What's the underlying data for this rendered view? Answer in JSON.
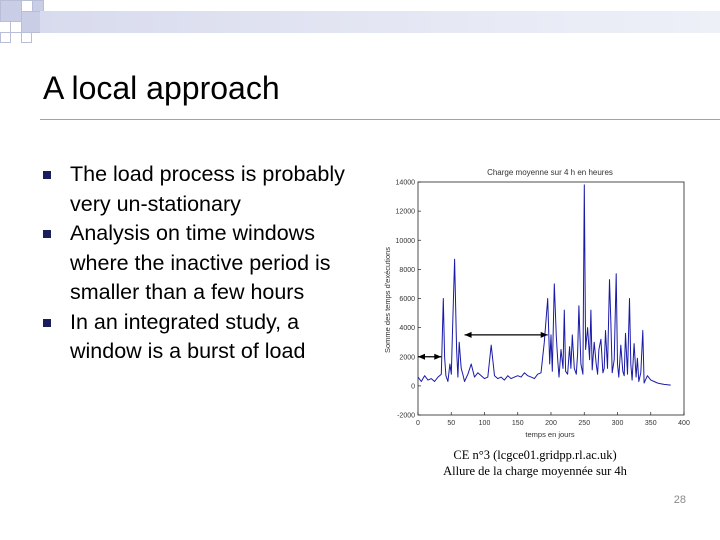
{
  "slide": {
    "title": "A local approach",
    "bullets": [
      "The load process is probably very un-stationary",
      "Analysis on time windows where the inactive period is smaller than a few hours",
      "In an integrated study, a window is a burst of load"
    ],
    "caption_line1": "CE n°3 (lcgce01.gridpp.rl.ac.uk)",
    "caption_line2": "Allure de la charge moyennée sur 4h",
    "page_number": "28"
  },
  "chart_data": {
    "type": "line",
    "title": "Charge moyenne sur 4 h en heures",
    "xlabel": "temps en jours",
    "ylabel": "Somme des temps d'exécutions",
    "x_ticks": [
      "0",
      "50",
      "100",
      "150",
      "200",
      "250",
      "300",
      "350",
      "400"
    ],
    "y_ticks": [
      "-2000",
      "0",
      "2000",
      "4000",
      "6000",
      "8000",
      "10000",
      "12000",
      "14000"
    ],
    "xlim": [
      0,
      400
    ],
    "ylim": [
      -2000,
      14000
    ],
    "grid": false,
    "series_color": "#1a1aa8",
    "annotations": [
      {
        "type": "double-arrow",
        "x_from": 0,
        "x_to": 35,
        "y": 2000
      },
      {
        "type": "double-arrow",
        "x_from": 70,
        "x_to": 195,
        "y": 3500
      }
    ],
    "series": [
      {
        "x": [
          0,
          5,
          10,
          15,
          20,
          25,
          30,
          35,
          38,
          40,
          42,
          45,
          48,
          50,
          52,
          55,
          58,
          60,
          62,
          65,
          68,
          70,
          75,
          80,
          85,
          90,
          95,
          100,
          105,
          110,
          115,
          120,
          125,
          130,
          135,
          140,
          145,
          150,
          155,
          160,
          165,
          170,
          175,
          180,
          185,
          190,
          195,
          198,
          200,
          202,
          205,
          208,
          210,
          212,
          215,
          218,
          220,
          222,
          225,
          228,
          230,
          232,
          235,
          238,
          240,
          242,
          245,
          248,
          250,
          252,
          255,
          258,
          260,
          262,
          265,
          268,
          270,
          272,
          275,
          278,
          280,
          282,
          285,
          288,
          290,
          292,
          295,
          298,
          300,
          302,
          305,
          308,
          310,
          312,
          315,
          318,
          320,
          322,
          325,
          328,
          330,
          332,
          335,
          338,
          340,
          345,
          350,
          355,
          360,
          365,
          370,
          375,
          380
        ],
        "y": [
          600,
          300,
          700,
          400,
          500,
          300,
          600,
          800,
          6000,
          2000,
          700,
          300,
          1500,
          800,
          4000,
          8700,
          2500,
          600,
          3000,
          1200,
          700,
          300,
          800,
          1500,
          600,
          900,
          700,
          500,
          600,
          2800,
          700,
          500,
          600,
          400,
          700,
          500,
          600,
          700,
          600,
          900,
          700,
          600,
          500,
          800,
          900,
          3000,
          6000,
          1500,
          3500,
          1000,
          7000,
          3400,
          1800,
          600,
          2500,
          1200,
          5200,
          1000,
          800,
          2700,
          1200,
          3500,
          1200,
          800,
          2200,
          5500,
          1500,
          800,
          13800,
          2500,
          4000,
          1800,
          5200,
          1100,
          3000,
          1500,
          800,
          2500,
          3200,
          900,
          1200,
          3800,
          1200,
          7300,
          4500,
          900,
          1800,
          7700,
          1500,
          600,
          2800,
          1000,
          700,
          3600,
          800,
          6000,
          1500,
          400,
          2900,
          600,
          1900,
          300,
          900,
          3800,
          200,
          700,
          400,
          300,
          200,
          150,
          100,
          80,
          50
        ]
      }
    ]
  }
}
--
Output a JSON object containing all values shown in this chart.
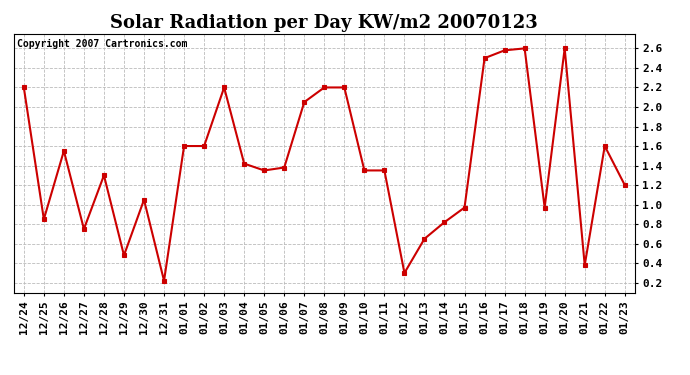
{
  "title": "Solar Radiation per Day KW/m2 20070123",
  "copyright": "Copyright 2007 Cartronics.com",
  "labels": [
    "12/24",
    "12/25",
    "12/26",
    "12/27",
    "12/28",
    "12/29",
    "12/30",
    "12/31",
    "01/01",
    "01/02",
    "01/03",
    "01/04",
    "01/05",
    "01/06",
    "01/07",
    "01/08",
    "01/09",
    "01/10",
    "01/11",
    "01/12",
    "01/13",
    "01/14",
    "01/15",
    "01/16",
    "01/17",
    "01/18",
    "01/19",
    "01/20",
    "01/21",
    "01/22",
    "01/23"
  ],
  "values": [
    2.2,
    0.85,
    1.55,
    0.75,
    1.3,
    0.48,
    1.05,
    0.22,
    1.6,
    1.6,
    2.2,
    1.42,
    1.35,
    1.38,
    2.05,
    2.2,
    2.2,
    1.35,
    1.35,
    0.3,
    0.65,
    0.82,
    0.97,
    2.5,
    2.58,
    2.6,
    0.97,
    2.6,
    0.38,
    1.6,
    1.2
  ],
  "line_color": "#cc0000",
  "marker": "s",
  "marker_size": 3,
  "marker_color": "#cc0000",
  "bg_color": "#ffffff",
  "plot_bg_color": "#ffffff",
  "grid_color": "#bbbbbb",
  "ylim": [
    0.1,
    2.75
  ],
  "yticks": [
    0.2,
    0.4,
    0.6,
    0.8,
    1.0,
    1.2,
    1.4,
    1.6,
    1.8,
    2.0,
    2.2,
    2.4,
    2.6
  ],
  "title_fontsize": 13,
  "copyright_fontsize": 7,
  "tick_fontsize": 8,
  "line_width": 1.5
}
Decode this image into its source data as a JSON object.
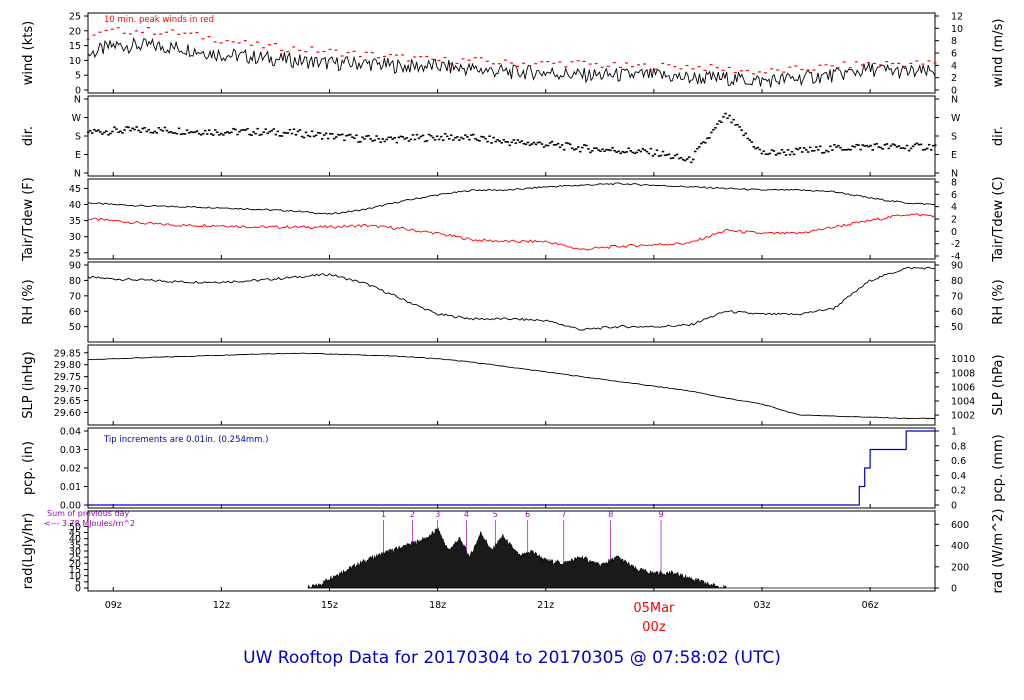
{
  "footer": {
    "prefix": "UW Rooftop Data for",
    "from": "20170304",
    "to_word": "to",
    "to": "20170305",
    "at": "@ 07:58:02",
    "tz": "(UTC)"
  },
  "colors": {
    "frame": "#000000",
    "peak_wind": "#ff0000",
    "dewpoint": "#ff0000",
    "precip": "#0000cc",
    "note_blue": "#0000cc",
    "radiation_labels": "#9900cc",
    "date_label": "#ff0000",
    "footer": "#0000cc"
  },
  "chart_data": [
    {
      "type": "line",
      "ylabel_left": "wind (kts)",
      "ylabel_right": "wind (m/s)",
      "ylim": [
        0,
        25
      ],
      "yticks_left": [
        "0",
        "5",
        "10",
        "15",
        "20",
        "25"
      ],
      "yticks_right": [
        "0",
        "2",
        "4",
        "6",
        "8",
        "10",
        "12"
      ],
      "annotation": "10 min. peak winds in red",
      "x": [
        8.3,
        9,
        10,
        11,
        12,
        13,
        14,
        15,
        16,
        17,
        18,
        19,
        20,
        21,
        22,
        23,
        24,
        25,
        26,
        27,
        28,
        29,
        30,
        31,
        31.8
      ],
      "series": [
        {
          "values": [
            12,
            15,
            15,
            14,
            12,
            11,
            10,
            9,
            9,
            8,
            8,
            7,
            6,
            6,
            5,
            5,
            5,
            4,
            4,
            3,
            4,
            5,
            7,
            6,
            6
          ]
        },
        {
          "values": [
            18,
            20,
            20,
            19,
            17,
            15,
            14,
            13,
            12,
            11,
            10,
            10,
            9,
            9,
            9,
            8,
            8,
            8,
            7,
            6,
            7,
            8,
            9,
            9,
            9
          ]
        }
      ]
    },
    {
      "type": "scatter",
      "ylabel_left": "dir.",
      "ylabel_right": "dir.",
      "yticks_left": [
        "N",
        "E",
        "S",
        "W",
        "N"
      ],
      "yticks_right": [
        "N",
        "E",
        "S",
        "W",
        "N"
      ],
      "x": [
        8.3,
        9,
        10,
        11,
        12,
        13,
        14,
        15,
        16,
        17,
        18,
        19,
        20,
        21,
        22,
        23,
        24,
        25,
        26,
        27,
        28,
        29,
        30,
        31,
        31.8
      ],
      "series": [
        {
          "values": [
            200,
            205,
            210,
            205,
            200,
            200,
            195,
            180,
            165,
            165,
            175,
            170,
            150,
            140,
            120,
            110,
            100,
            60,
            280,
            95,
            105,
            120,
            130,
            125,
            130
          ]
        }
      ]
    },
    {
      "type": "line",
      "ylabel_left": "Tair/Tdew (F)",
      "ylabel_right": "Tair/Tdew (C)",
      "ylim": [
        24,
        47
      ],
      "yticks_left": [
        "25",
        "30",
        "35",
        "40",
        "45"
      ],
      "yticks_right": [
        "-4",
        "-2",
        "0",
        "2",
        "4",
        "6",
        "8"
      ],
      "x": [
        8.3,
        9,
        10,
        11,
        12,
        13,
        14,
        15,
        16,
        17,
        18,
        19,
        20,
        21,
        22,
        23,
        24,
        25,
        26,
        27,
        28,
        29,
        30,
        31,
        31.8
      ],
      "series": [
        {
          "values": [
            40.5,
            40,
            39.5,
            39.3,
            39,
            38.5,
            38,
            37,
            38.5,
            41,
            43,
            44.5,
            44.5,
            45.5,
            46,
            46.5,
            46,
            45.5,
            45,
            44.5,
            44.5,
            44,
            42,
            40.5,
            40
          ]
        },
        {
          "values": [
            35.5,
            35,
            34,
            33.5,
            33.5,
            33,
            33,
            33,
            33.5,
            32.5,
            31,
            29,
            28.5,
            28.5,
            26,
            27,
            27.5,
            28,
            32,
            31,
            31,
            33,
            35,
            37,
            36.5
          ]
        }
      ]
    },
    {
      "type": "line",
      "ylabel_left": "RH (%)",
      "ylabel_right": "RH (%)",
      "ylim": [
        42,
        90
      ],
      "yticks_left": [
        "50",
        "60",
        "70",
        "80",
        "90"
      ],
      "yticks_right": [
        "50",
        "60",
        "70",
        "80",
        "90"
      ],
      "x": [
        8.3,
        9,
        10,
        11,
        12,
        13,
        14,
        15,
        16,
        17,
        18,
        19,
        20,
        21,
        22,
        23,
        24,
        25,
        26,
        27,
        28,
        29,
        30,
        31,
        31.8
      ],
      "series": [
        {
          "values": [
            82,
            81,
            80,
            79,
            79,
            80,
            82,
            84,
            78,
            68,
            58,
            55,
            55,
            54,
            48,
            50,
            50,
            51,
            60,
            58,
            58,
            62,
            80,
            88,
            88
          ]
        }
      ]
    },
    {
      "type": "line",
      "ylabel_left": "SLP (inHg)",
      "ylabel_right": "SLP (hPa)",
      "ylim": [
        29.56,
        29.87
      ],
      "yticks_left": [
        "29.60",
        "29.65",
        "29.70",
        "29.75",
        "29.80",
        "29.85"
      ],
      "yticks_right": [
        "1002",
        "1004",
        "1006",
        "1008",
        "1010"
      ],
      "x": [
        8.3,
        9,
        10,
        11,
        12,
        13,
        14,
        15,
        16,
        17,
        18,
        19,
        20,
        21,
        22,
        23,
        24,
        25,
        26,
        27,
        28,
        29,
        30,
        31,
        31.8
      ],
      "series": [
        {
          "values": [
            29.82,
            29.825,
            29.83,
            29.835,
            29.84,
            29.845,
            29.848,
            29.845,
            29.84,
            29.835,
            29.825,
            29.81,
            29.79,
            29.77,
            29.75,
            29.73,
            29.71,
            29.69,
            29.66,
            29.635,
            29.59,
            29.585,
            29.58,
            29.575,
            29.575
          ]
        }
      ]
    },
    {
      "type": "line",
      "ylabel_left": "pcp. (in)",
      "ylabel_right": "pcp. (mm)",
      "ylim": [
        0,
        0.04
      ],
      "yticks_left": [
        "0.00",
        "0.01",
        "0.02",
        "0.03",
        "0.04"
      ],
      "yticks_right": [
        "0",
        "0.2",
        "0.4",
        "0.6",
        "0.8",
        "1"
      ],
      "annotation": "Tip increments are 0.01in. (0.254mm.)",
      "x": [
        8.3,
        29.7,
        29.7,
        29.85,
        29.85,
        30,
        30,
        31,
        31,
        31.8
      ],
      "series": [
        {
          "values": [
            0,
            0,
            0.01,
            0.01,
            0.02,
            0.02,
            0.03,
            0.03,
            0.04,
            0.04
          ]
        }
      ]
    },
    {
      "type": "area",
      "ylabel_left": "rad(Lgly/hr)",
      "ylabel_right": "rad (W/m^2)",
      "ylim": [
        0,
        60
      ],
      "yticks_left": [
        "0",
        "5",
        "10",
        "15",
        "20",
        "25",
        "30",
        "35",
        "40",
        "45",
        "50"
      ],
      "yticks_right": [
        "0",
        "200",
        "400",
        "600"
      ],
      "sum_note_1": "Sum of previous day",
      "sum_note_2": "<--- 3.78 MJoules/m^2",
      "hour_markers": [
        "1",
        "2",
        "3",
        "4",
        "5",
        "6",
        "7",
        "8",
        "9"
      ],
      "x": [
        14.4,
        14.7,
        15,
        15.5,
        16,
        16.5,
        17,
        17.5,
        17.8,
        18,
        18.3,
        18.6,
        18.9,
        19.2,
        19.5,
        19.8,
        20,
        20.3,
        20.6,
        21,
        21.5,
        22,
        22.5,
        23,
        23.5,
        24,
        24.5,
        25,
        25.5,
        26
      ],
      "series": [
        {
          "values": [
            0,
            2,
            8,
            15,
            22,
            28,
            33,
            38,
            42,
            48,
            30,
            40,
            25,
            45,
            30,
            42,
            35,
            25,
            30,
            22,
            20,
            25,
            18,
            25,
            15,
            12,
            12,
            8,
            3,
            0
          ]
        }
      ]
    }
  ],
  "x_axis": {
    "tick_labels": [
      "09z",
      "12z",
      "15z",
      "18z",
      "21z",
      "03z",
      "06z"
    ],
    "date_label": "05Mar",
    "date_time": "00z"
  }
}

### Instruction
Lines of the material that contain the word "Tair" are to be gathered.

### Expected output
      "ylabel_left": "Tair/Tdew (F)",
      "ylabel_right": "Tair/Tdew (C)",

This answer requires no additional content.